▶ DESCRIPTION OF THE TASK: Print the entries in full, word for word, but not the pictures.

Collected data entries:
- - -

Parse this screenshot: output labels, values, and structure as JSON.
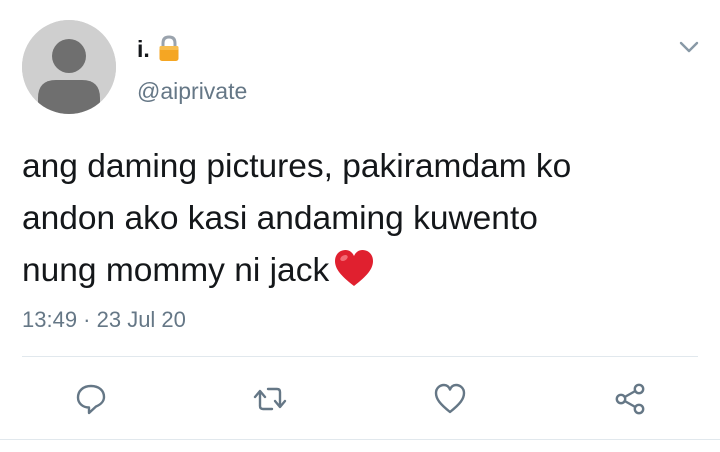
{
  "user": {
    "display_name": "i.",
    "handle": "@aiprivate",
    "avatar_icon": "default-avatar-icon",
    "protected_icon": "lock-icon"
  },
  "tweet": {
    "text": "ang daming pictures, pakiramdam ko\nandon ako kasi andaming kuwento\nnung mommy ni jack",
    "emoji": "red-heart-emoji",
    "timestamp": "13:49 · 23 Jul 20"
  },
  "actions": [
    {
      "name": "reply",
      "icon": "reply-icon"
    },
    {
      "name": "retweet",
      "icon": "retweet-icon"
    },
    {
      "name": "like",
      "icon": "like-icon"
    },
    {
      "name": "share",
      "icon": "share-icon"
    }
  ],
  "colors": {
    "text_primary": "#14171a",
    "text_secondary": "#657786",
    "icon_gray": "#657786",
    "divider": "#e1e8ed",
    "avatar_bg": "#cfcfcf",
    "avatar_fg": "#6f6f6f",
    "heart_red": "#e0202f",
    "lock_gold": "#f5a623"
  }
}
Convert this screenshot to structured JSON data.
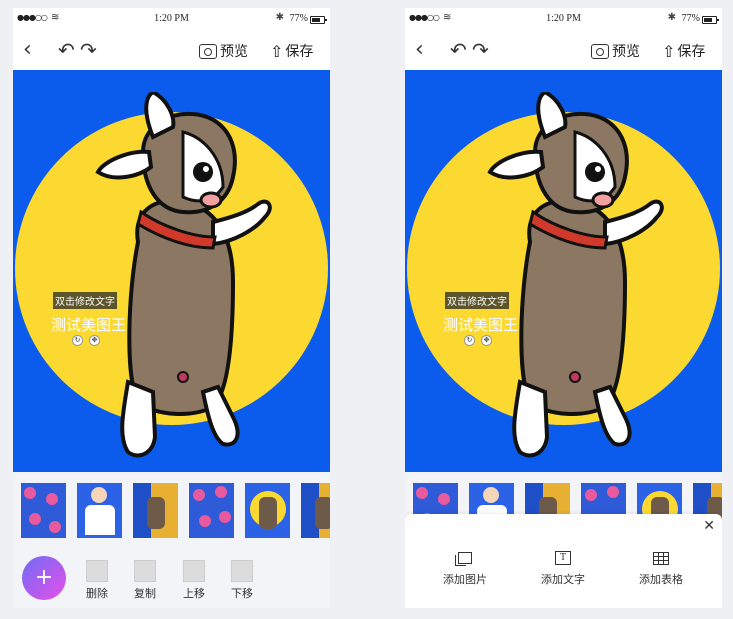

- - -

▶ OUTPUT OF THE TASK:
Parse this screenshot: output labels, values, and structure as JSON.
{
  "user": {
    "display_name": "i.",
    "handle": "@aiprivate",
    "avatar_icon": "default-avatar-icon",
    "protected_icon": "lock-icon"
  },
  "tweet": {
    "text": "ang daming pictures, pakiramdam ko\nandon ako kasi andaming kuwento\nnung mommy ni jack",
    "emoji": "red-heart-emoji",
    "timestamp": "13:49 · 23 Jul 20"
  },
  "actions": [
    {
      "name": "reply",
      "icon": "reply-icon"
    },
    {
      "name": "retweet",
      "icon": "retweet-icon"
    },
    {
      "name": "like",
      "icon": "like-icon"
    },
    {
      "name": "share",
      "icon": "share-icon"
    }
  ],
  "colors": {
    "text_primary": "#14171a",
    "text_secondary": "#657786",
    "icon_gray": "#657786",
    "divider": "#e1e8ed",
    "avatar_bg": "#cfcfcf",
    "avatar_fg": "#6f6f6f",
    "heart_red": "#e0202f",
    "lock_gold": "#f5a623"
  }
}
Convert this screenshot to structured JSON data.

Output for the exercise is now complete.